## Rows from a dataset
□ □ □ □

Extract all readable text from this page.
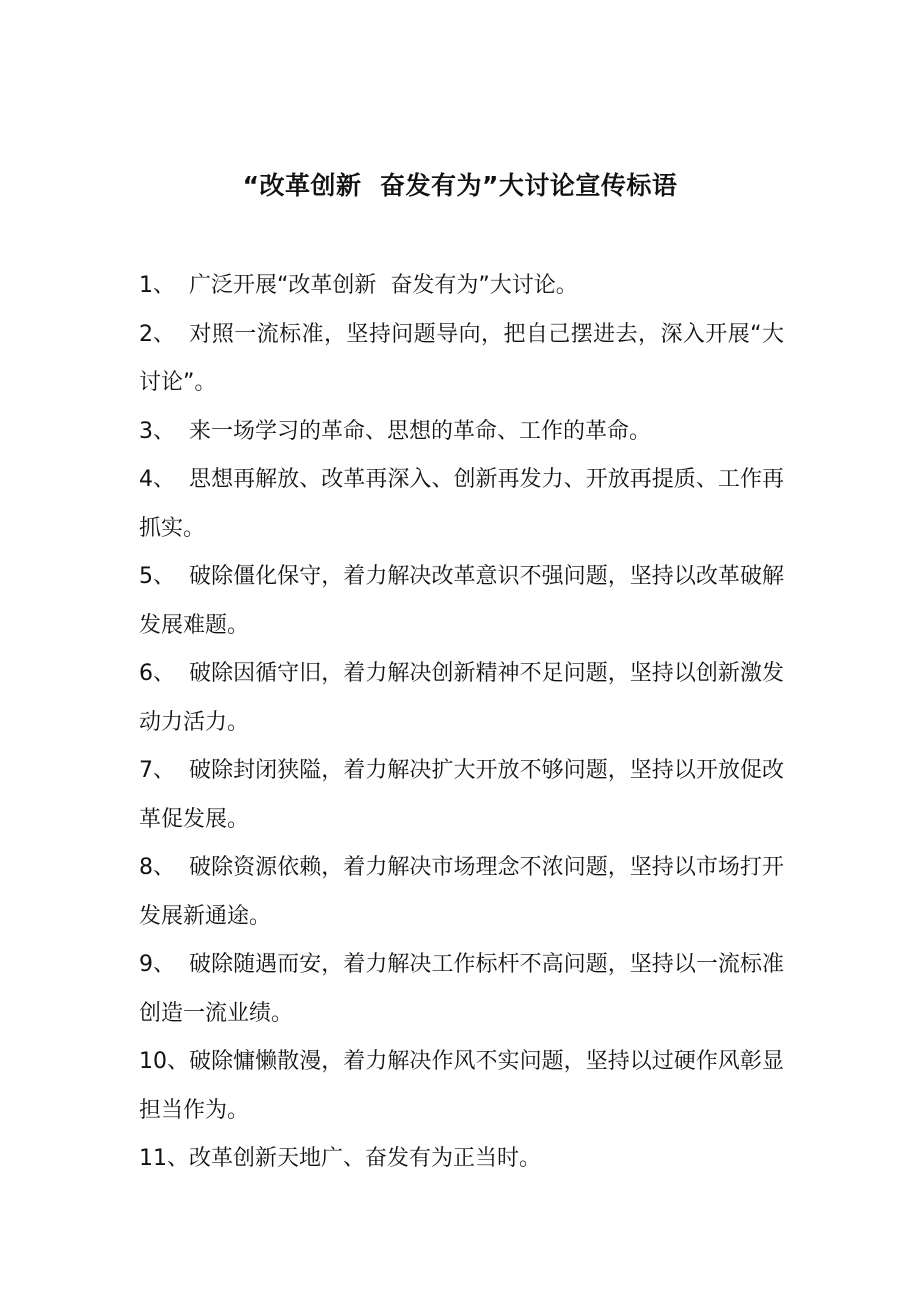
“改革创新  奋发有为”大讨论宣传标语
1、 广泛开展“改革创新  奋发有为”大讨论。
2、 对照一流标准，坚持问题导向，把自己摆进去，深入开展“大讨论”。
3、 来一场学习的革命、思想的革命、工作的革命。
4、 思想再解放、改革再深入、创新再发力、开放再提质、工作再抓实。
5、 破除僵化保守，着力解决改革意识不强问题，坚持以改革破解发展难题。
6、 破除因循守旧，着力解决创新精神不足问题，坚持以创新激发动力活力。
7、 破除封闭狭隘，着力解决扩大开放不够问题，坚持以开放促改革促发展。
8、 破除资源依赖，着力解决市场理念不浓问题，坚持以市场打开发展新通途。
9、 破除随遇而安，着力解决工作标杆不高问题，坚持以一流标准创造一流业绩。
10、破除慵懒散漫，着力解决作风不实问题，坚持以过硬作风彰显担当作为。
11、改革创新天地广、奋发有为正当时。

□ □ □ □

Every line of the material is to be quoted exactly, with no pictures carried over.

Extract all readable text from this page.
“改革创新  奋发有为”大讨论宣传标语
1、 广泛开展“改革创新  奋发有为”大讨论。
2、 对照一流标准，坚持问题导向，把自己摆进去，深入开展“大讨论”。
3、 来一场学习的革命、思想的革命、工作的革命。
4、 思想再解放、改革再深入、创新再发力、开放再提质、工作再抓实。
5、 破除僵化保守，着力解决改革意识不强问题，坚持以改革破解发展难题。
6、 破除因循守旧，着力解决创新精神不足问题，坚持以创新激发动力活力。
7、 破除封闭狭隘，着力解决扩大开放不够问题，坚持以开放促改革促发展。
8、 破除资源依赖，着力解决市场理念不浓问题，坚持以市场打开发展新通途。
9、 破除随遇而安，着力解决工作标杆不高问题，坚持以一流标准创造一流业绩。
10、破除慵懒散漫，着力解决作风不实问题，坚持以过硬作风彰显担当作为。
11、改革创新天地广、奋发有为正当时。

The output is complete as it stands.